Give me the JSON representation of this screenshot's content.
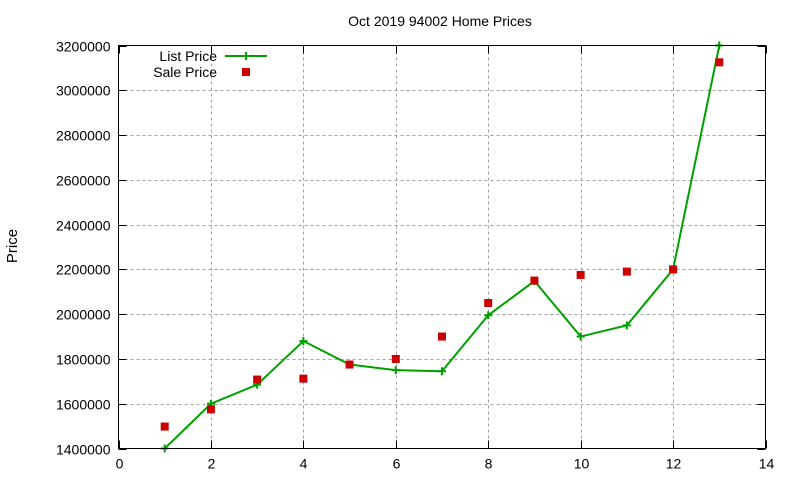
{
  "chart_data": {
    "type": "line",
    "title": "Oct 2019 94002 Home Prices",
    "xlabel": "",
    "ylabel": "Price",
    "xlim": [
      0,
      14
    ],
    "ylim": [
      1400000,
      3200000
    ],
    "x_ticks": [
      0,
      2,
      4,
      6,
      8,
      10,
      12,
      14
    ],
    "y_ticks": [
      1400000,
      1600000,
      1800000,
      2000000,
      2200000,
      2400000,
      2600000,
      2800000,
      3000000,
      3200000
    ],
    "grid": true,
    "legend_position": "top-left",
    "x": [
      1,
      2,
      3,
      4,
      5,
      6,
      7,
      8,
      9,
      10,
      11,
      12,
      13
    ],
    "series": [
      {
        "name": "List Price",
        "style": "linespoints",
        "marker": "plus",
        "color": "#00a000",
        "values": [
          1400000,
          1600000,
          1685000,
          1880000,
          1775000,
          1750000,
          1745000,
          1995000,
          2148000,
          1900000,
          1950000,
          2200000,
          3200000
        ]
      },
      {
        "name": "Sale Price",
        "style": "points",
        "marker": "square",
        "color": "#cc0000",
        "values": [
          1498000,
          1575000,
          1708000,
          1712000,
          1775000,
          1800000,
          1900000,
          2050000,
          2150000,
          2175000,
          2190000,
          2200000,
          3125000
        ]
      }
    ]
  }
}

•••••

All of the entries need to be transcribed word for word; pictures are left out.

**Exercise answer:**
Give me the JSON representation of this screenshot's content.
{
  "chart_data": {
    "type": "line",
    "title": "Oct 2019 94002 Home Prices",
    "xlabel": "",
    "ylabel": "Price",
    "xlim": [
      0,
      14
    ],
    "ylim": [
      1400000,
      3200000
    ],
    "x_ticks": [
      0,
      2,
      4,
      6,
      8,
      10,
      12,
      14
    ],
    "y_ticks": [
      1400000,
      1600000,
      1800000,
      2000000,
      2200000,
      2400000,
      2600000,
      2800000,
      3000000,
      3200000
    ],
    "grid": true,
    "legend_position": "top-left",
    "x": [
      1,
      2,
      3,
      4,
      5,
      6,
      7,
      8,
      9,
      10,
      11,
      12,
      13
    ],
    "series": [
      {
        "name": "List Price",
        "style": "linespoints",
        "marker": "plus",
        "color": "#00a000",
        "values": [
          1400000,
          1600000,
          1685000,
          1880000,
          1775000,
          1750000,
          1745000,
          1995000,
          2148000,
          1900000,
          1950000,
          2200000,
          3200000
        ]
      },
      {
        "name": "Sale Price",
        "style": "points",
        "marker": "square",
        "color": "#cc0000",
        "values": [
          1498000,
          1575000,
          1708000,
          1712000,
          1775000,
          1800000,
          1900000,
          2050000,
          2150000,
          2175000,
          2190000,
          2200000,
          3125000
        ]
      }
    ]
  }
}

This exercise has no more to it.